◆ Task objective ◆
Omit every picture and return the rest of the data unaltered.

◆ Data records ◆
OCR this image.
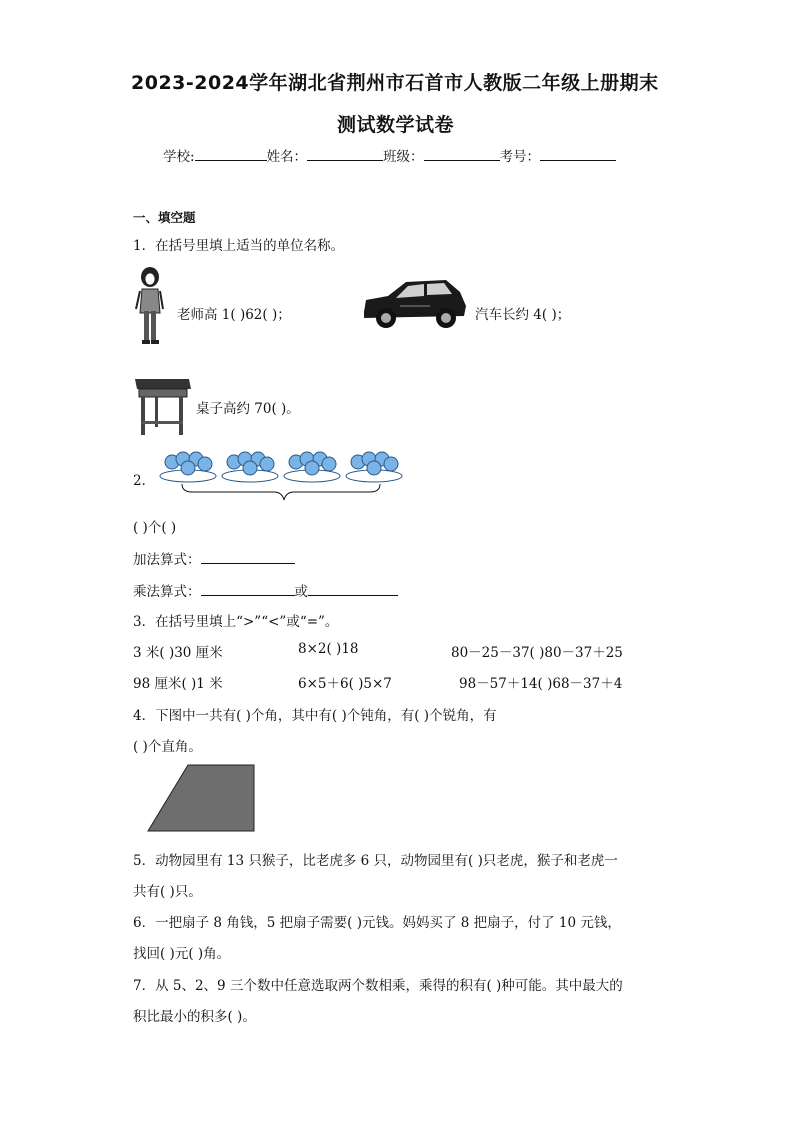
2023-2024学年湖北省荆州市石首市人教版二年级上册期末
测试数学试卷
学校:	姓名：	班级：	考号：
一、填空题
1．在括号里填上适当的单位名称。
老师高 1( )62( )；	汽车长约 4( )；
桌子高约 70( )。
2．
( )个( )
加法算式：
乘法算式：	或
3．在括号里填上“>”“<”或“=”。
3 米( )30 厘米	8×2( )18	80－25－37( )80－37＋25
98 厘米( )1 米	6×5＋6( )5×7	98－57＋14( )68－37＋4
4．下图中一共有( )个角，其中有( )个钝角，有( )个锐角，有
( )个直角。
5．动物园里有 13 只猴子，比老虎多 6 只，动物园里有( )只老虎，猴子和老虎一
共有( )只。
6．一把扇子 8 角钱，5 把扇子需要( )元钱。妈妈买了 8 把扇子，付了 10 元钱，
找回( )元( )角。
7．从 5、2、9 三个数中任意选取两个数相乘，乘得的积有( )种可能。其中最大的
积比最小的积多( )。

◆ Right answer ◆
OCR this image.
2023-2024学年湖北省荆州市石首市人教版二年级上册期末
测试数学试卷
学校:	姓名：	班级：	考号：
一、填空题
1．在括号里填上适当的单位名称。
老师高 1( )62( )；	汽车长约 4( )；
桌子高约 70( )。
2．
( )个( )
加法算式：
乘法算式：	或
3．在括号里填上“>”“<”或“=”。
3 米( )30 厘米	8×2( )18	80－25－37( )80－37＋25
98 厘米( )1 米	6×5＋6( )5×7	98－57＋14( )68－37＋4
4．下图中一共有( )个角，其中有( )个钝角，有( )个锐角，有
( )个直角。
5．动物园里有 13 只猴子，比老虎多 6 只，动物园里有( )只老虎，猴子和老虎一
共有( )只。
6．一把扇子 8 角钱，5 把扇子需要( )元钱。妈妈买了 8 把扇子，付了 10 元钱，
找回( )元( )角。
7．从 5、2、9 三个数中任意选取两个数相乘，乘得的积有( )种可能。其中最大的
积比最小的积多( )。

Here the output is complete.